Written instruction >> Gather every line from the entries below that includes "subtitle".

+++

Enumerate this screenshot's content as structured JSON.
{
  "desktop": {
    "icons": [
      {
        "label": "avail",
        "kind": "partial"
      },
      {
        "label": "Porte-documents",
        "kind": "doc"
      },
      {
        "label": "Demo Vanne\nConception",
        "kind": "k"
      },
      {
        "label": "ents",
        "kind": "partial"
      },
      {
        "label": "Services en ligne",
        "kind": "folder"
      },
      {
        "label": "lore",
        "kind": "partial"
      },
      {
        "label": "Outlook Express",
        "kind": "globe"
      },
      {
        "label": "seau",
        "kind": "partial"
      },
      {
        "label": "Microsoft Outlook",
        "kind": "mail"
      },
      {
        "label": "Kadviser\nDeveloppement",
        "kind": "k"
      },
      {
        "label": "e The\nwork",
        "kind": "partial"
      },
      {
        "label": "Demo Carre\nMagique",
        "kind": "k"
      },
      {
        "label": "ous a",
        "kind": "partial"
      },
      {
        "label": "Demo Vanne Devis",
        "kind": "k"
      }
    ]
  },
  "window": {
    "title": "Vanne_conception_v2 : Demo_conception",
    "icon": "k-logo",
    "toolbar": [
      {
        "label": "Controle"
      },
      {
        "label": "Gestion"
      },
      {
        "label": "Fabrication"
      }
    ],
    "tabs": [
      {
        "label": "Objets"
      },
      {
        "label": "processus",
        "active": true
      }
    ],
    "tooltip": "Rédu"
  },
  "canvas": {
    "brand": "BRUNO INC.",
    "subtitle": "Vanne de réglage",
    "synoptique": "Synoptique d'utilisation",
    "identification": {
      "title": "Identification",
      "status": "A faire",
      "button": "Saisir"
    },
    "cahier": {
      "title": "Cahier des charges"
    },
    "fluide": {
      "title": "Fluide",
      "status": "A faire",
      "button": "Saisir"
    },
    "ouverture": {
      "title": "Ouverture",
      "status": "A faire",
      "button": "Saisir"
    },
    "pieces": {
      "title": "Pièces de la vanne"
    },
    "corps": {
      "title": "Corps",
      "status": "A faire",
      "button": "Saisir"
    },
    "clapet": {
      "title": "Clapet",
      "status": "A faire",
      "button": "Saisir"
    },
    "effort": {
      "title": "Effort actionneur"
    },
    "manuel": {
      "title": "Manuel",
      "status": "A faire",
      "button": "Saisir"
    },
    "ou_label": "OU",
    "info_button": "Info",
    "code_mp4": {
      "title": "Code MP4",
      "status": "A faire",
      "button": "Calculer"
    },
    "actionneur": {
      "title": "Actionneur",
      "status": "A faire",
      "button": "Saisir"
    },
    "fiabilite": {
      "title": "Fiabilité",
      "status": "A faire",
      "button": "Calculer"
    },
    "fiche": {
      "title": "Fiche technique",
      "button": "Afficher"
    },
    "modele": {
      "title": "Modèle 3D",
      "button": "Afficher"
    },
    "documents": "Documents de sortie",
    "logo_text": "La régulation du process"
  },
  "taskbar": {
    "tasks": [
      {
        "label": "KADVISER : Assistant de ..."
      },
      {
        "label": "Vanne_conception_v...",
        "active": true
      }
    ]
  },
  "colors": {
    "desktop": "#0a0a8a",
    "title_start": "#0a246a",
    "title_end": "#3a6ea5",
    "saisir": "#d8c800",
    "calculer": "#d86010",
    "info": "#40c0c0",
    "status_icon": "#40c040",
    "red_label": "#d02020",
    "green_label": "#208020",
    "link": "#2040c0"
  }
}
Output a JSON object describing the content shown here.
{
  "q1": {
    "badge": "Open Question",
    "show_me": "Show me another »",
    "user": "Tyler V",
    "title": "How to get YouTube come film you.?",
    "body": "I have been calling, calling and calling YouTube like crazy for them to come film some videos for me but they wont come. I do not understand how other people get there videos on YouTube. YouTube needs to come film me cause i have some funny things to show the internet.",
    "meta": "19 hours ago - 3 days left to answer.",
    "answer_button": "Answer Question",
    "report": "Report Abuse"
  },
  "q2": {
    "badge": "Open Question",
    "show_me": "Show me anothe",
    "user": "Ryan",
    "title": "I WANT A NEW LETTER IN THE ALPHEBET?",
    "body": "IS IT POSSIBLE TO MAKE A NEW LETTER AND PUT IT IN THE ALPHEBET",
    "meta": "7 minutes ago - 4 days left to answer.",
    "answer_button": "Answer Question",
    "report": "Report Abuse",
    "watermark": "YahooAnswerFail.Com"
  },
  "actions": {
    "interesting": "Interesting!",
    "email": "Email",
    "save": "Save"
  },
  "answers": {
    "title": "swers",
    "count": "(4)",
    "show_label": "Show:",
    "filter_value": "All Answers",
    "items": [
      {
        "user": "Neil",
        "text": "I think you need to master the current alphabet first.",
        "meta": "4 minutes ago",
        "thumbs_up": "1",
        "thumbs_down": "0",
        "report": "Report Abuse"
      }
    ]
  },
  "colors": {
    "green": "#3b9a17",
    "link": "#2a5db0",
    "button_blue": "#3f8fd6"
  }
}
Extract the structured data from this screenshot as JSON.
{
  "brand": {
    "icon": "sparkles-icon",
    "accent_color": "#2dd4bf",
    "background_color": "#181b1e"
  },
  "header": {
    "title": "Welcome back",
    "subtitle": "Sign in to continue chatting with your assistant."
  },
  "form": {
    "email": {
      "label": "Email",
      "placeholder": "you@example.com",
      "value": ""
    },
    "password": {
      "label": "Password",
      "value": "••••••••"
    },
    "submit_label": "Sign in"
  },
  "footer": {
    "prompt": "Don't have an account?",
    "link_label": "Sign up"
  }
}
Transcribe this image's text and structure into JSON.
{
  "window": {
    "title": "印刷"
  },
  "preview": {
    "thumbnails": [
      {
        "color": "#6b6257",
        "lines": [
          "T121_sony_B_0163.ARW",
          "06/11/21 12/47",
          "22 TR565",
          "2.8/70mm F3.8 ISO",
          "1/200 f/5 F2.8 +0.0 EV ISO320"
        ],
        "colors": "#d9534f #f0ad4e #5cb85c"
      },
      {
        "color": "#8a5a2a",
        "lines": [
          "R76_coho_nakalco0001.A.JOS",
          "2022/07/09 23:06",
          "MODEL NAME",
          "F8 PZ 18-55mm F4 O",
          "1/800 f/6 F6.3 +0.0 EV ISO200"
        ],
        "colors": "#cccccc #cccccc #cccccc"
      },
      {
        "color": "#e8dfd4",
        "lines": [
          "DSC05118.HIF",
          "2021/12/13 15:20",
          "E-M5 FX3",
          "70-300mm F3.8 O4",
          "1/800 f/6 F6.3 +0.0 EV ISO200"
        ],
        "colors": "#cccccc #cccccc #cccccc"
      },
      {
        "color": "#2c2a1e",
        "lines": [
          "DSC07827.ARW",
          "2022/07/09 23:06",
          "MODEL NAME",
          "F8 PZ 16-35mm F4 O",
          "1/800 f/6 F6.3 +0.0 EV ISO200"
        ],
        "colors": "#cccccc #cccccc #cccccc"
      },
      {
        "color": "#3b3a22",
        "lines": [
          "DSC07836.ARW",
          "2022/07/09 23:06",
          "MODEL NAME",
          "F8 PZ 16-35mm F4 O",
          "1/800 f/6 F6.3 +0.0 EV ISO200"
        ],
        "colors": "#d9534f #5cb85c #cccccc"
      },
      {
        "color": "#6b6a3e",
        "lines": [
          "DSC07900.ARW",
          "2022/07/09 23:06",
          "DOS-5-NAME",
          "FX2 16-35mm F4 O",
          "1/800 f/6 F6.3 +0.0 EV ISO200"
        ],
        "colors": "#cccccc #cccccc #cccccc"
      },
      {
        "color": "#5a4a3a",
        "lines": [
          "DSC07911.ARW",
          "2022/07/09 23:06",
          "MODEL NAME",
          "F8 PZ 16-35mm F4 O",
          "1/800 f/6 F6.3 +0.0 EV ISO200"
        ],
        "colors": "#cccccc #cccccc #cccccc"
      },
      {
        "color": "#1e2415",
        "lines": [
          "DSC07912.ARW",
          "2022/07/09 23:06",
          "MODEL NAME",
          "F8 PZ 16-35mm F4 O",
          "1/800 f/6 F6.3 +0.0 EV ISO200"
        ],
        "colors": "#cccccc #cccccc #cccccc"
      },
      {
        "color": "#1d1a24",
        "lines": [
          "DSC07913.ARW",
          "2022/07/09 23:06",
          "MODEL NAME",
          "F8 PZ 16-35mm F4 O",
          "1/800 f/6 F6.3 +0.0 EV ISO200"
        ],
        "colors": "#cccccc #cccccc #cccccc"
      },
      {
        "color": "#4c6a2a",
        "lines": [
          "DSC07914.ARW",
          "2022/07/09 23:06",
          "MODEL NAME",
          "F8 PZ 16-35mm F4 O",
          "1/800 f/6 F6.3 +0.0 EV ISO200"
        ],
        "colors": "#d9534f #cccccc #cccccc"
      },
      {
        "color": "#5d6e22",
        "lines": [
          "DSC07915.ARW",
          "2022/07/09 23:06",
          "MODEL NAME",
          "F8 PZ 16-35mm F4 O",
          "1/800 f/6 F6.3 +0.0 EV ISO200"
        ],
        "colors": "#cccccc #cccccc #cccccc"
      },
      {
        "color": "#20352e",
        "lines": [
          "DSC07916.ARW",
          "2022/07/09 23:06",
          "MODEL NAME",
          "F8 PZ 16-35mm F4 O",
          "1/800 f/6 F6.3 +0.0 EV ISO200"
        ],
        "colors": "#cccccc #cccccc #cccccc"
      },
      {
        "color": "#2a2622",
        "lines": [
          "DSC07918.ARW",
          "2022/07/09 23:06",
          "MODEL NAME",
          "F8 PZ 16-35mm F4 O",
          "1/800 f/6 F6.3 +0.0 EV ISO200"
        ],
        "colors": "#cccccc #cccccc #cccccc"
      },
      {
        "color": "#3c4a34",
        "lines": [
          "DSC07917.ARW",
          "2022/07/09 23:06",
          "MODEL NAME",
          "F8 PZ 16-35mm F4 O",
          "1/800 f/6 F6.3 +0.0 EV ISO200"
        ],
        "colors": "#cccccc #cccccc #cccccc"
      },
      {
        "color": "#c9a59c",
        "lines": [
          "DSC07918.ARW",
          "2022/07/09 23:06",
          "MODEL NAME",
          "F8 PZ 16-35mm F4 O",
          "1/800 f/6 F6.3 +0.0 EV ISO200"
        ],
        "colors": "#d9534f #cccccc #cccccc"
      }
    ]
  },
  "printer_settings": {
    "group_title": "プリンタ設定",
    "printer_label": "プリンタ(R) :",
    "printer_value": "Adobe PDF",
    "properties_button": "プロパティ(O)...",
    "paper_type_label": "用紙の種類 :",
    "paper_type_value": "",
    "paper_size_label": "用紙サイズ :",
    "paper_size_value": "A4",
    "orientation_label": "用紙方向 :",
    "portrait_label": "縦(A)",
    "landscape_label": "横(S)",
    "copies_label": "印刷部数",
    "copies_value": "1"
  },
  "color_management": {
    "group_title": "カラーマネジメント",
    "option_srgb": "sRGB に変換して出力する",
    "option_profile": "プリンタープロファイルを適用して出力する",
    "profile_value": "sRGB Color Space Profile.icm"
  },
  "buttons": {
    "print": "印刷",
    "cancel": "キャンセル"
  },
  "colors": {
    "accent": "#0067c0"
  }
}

+++

Task response >>
    "subtitle": "Vanne de réglage",
    "subtitle": "Sign in to continue chatting with your assistant."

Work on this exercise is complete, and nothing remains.